* [Aim of the exercise] Leave out the pictures and repeat every record exactly.

Entries from a visual dataset
--- Start ---
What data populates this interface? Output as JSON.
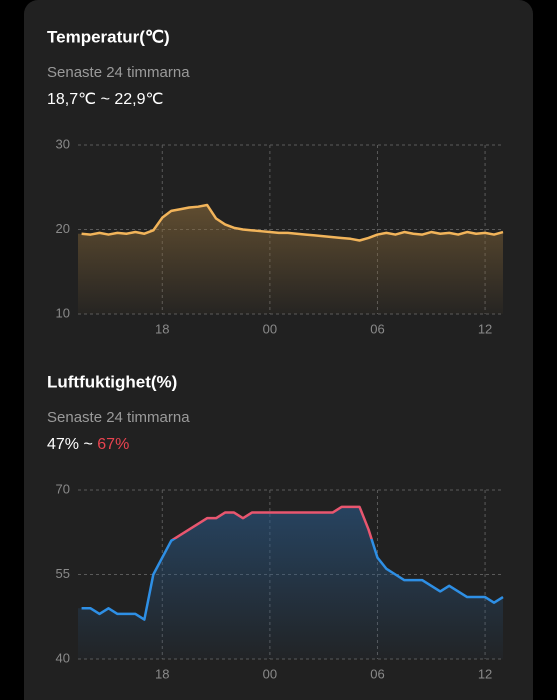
{
  "chart_data": [
    {
      "type": "line",
      "title": "Temperatur(℃)",
      "subtitle": "Senaste 24 timmarna",
      "range": {
        "min": "18,7℃",
        "separator": "~",
        "max": "22,9℃"
      },
      "x": [
        13.5,
        14,
        14.5,
        15,
        15.5,
        16,
        16.5,
        17,
        17.5,
        18,
        18.5,
        19,
        19.5,
        20,
        20.5,
        21,
        21.5,
        22,
        22.5,
        23,
        23.5,
        24,
        24.5,
        25,
        25.5,
        26,
        26.5,
        27,
        27.5,
        28,
        28.5,
        29,
        29.5,
        30,
        30.5,
        31,
        31.5,
        32,
        32.5,
        33,
        33.5,
        34,
        34.5,
        35,
        35.5,
        36,
        36.5,
        37
      ],
      "series": [
        {
          "colors": [
            "#f2b45a"
          ],
          "fill": "#8a6a3a",
          "values": [
            19.5,
            19.4,
            19.6,
            19.4,
            19.6,
            19.5,
            19.7,
            19.5,
            19.9,
            21.4,
            22.2,
            22.4,
            22.6,
            22.7,
            22.9,
            21.3,
            20.6,
            20.2,
            20.0,
            19.9,
            19.8,
            19.7,
            19.6,
            19.6,
            19.5,
            19.4,
            19.3,
            19.2,
            19.1,
            19.0,
            18.9,
            18.7,
            19.0,
            19.4,
            19.6,
            19.4,
            19.7,
            19.5,
            19.4,
            19.7,
            19.5,
            19.6,
            19.4,
            19.7,
            19.5,
            19.6,
            19.4,
            19.7
          ]
        }
      ],
      "xlim": [
        13.3,
        37.0
      ],
      "xticks": [
        {
          "value": 18,
          "label": "18"
        },
        {
          "value": 24,
          "label": "00"
        },
        {
          "value": 30,
          "label": "06"
        },
        {
          "value": 36,
          "label": "12"
        }
      ],
      "ylim": [
        10,
        30
      ],
      "yticks": [
        10,
        20,
        30
      ],
      "grid": true
    },
    {
      "type": "line",
      "title": "Luftfuktighet(%)",
      "subtitle": "Senaste 24 timmarna",
      "range": {
        "min": "47%",
        "separator": "~",
        "max": "67%",
        "max_color": "#e8434f"
      },
      "x": [
        13.5,
        14,
        14.5,
        15,
        15.5,
        16,
        16.5,
        17,
        17.5,
        18,
        18.5,
        19,
        19.5,
        20,
        20.5,
        21,
        21.5,
        22,
        22.5,
        23,
        23.5,
        24,
        24.5,
        25,
        25.5,
        26,
        26.5,
        27,
        27.5,
        28,
        28.5,
        29,
        29.5,
        30,
        30.5,
        31,
        31.5,
        32,
        32.5,
        33,
        33.5,
        34,
        34.5,
        35,
        35.5,
        36,
        36.5,
        37
      ],
      "series": [
        {
          "colors": [
            "#2e8fe5",
            "#e8566f"
          ],
          "fill": "#2a5a8a",
          "values": [
            49,
            49,
            48,
            49,
            48,
            48,
            48,
            47,
            55,
            58,
            61,
            62,
            63,
            64,
            65,
            65,
            66,
            66,
            65,
            66,
            66,
            66,
            66,
            66,
            66,
            66,
            66,
            66,
            66,
            67,
            67,
            67,
            63,
            58,
            56,
            55,
            54,
            54,
            54,
            53,
            52,
            53,
            52,
            51,
            51,
            51,
            50,
            51
          ]
        }
      ],
      "xlim": [
        13.3,
        37.0
      ],
      "xticks": [
        {
          "value": 18,
          "label": "18"
        },
        {
          "value": 24,
          "label": "00"
        },
        {
          "value": 30,
          "label": "06"
        },
        {
          "value": 36,
          "label": "12"
        }
      ],
      "ylim": [
        40,
        70
      ],
      "yticks": [
        40,
        55,
        70
      ],
      "grid": true
    }
  ]
}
--- End ---
* [Response to the task]
What data populates this interface? Output as JSON.
{
  "chart_data": [
    {
      "type": "line",
      "title": "Temperatur(℃)",
      "subtitle": "Senaste 24 timmarna",
      "range": {
        "min": "18,7℃",
        "separator": "~",
        "max": "22,9℃"
      },
      "x": [
        13.5,
        14,
        14.5,
        15,
        15.5,
        16,
        16.5,
        17,
        17.5,
        18,
        18.5,
        19,
        19.5,
        20,
        20.5,
        21,
        21.5,
        22,
        22.5,
        23,
        23.5,
        24,
        24.5,
        25,
        25.5,
        26,
        26.5,
        27,
        27.5,
        28,
        28.5,
        29,
        29.5,
        30,
        30.5,
        31,
        31.5,
        32,
        32.5,
        33,
        33.5,
        34,
        34.5,
        35,
        35.5,
        36,
        36.5,
        37
      ],
      "series": [
        {
          "colors": [
            "#f2b45a"
          ],
          "fill": "#8a6a3a",
          "values": [
            19.5,
            19.4,
            19.6,
            19.4,
            19.6,
            19.5,
            19.7,
            19.5,
            19.9,
            21.4,
            22.2,
            22.4,
            22.6,
            22.7,
            22.9,
            21.3,
            20.6,
            20.2,
            20.0,
            19.9,
            19.8,
            19.7,
            19.6,
            19.6,
            19.5,
            19.4,
            19.3,
            19.2,
            19.1,
            19.0,
            18.9,
            18.7,
            19.0,
            19.4,
            19.6,
            19.4,
            19.7,
            19.5,
            19.4,
            19.7,
            19.5,
            19.6,
            19.4,
            19.7,
            19.5,
            19.6,
            19.4,
            19.7
          ]
        }
      ],
      "xlim": [
        13.3,
        37.0
      ],
      "xticks": [
        {
          "value": 18,
          "label": "18"
        },
        {
          "value": 24,
          "label": "00"
        },
        {
          "value": 30,
          "label": "06"
        },
        {
          "value": 36,
          "label": "12"
        }
      ],
      "ylim": [
        10,
        30
      ],
      "yticks": [
        10,
        20,
        30
      ],
      "grid": true
    },
    {
      "type": "line",
      "title": "Luftfuktighet(%)",
      "subtitle": "Senaste 24 timmarna",
      "range": {
        "min": "47%",
        "separator": "~",
        "max": "67%",
        "max_color": "#e8434f"
      },
      "x": [
        13.5,
        14,
        14.5,
        15,
        15.5,
        16,
        16.5,
        17,
        17.5,
        18,
        18.5,
        19,
        19.5,
        20,
        20.5,
        21,
        21.5,
        22,
        22.5,
        23,
        23.5,
        24,
        24.5,
        25,
        25.5,
        26,
        26.5,
        27,
        27.5,
        28,
        28.5,
        29,
        29.5,
        30,
        30.5,
        31,
        31.5,
        32,
        32.5,
        33,
        33.5,
        34,
        34.5,
        35,
        35.5,
        36,
        36.5,
        37
      ],
      "series": [
        {
          "colors": [
            "#2e8fe5",
            "#e8566f"
          ],
          "fill": "#2a5a8a",
          "values": [
            49,
            49,
            48,
            49,
            48,
            48,
            48,
            47,
            55,
            58,
            61,
            62,
            63,
            64,
            65,
            65,
            66,
            66,
            65,
            66,
            66,
            66,
            66,
            66,
            66,
            66,
            66,
            66,
            66,
            67,
            67,
            67,
            63,
            58,
            56,
            55,
            54,
            54,
            54,
            53,
            52,
            53,
            52,
            51,
            51,
            51,
            50,
            51
          ]
        }
      ],
      "xlim": [
        13.3,
        37.0
      ],
      "xticks": [
        {
          "value": 18,
          "label": "18"
        },
        {
          "value": 24,
          "label": "00"
        },
        {
          "value": 30,
          "label": "06"
        },
        {
          "value": 36,
          "label": "12"
        }
      ],
      "ylim": [
        40,
        70
      ],
      "yticks": [
        40,
        55,
        70
      ],
      "grid": true
    }
  ]
}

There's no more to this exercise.